◆ **THE RECORDS**:
□ □ □ □ □
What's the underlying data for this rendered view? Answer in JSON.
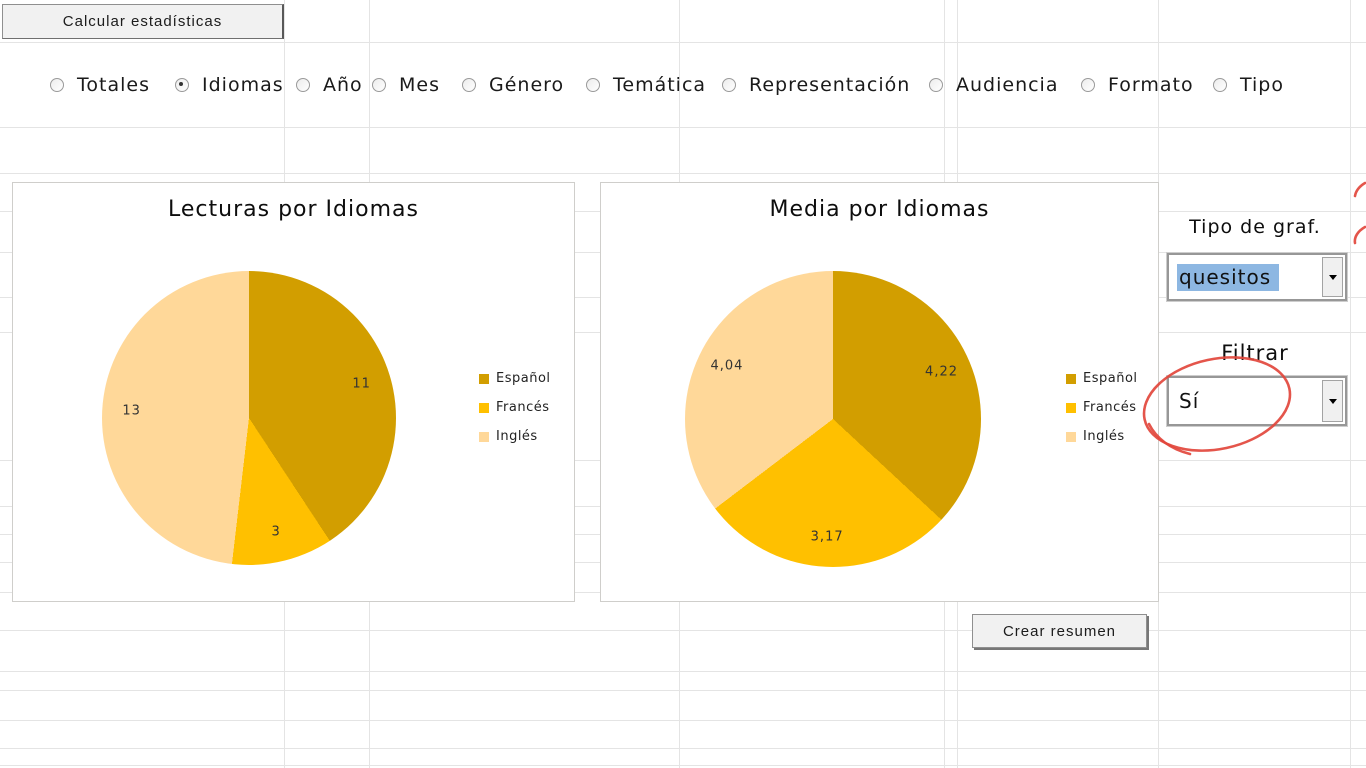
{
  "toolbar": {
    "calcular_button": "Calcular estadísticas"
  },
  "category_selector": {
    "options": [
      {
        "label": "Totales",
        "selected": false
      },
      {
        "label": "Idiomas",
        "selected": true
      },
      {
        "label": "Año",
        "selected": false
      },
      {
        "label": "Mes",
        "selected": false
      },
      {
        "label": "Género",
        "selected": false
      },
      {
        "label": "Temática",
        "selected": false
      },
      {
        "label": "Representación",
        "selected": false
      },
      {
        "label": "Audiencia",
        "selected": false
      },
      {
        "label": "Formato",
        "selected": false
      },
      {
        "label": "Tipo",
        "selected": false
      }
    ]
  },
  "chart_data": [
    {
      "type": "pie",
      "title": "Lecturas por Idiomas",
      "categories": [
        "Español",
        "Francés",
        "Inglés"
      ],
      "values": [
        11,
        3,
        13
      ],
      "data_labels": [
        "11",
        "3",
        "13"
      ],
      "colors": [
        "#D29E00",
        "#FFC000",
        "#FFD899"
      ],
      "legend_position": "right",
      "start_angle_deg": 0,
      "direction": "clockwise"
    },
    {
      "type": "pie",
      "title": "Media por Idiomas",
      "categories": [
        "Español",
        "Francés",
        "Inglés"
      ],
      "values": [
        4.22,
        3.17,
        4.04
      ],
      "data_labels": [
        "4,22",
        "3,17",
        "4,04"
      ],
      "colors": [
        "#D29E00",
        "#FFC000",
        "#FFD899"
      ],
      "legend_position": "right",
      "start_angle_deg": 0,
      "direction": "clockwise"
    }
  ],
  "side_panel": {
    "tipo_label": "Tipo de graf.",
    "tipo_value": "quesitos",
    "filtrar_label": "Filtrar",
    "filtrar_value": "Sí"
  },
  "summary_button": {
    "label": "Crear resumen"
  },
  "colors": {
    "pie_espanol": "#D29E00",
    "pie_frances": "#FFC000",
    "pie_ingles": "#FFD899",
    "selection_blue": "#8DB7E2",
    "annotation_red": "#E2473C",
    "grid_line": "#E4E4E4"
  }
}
□ □ □ □ □
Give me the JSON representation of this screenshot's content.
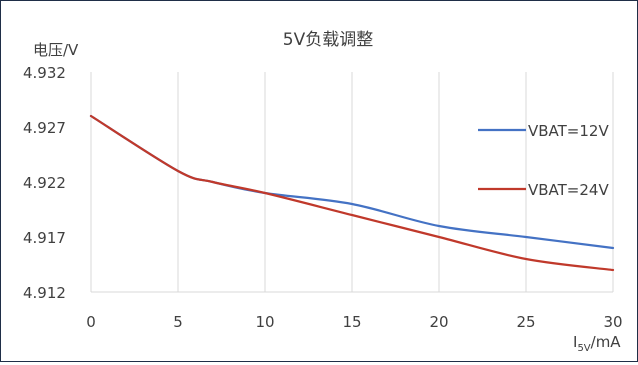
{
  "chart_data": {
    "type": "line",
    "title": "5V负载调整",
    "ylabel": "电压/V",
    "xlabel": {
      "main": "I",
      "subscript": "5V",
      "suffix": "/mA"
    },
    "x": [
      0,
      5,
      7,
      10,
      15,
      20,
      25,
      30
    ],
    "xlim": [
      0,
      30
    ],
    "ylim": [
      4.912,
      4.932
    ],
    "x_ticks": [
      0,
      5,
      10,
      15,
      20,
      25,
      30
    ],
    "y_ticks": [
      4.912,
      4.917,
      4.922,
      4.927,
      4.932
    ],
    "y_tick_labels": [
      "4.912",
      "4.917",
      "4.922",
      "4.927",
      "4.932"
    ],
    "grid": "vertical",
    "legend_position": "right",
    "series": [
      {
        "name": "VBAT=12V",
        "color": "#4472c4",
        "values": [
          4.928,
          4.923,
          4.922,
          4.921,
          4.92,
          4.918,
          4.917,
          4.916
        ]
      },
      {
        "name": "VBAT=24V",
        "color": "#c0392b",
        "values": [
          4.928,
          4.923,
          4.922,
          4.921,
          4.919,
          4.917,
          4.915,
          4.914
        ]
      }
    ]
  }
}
□ □ □ □ □
◆ **PROBLEM REQUIREMENTS**: Identify all lines where the word "title" shows up. Copy them.

◆ **RESULT OF THE EXERCISE**:
      "title": "Lecturas por Idiomas",
      "title": "Media por Idiomas",
    "title": "5V负载调整",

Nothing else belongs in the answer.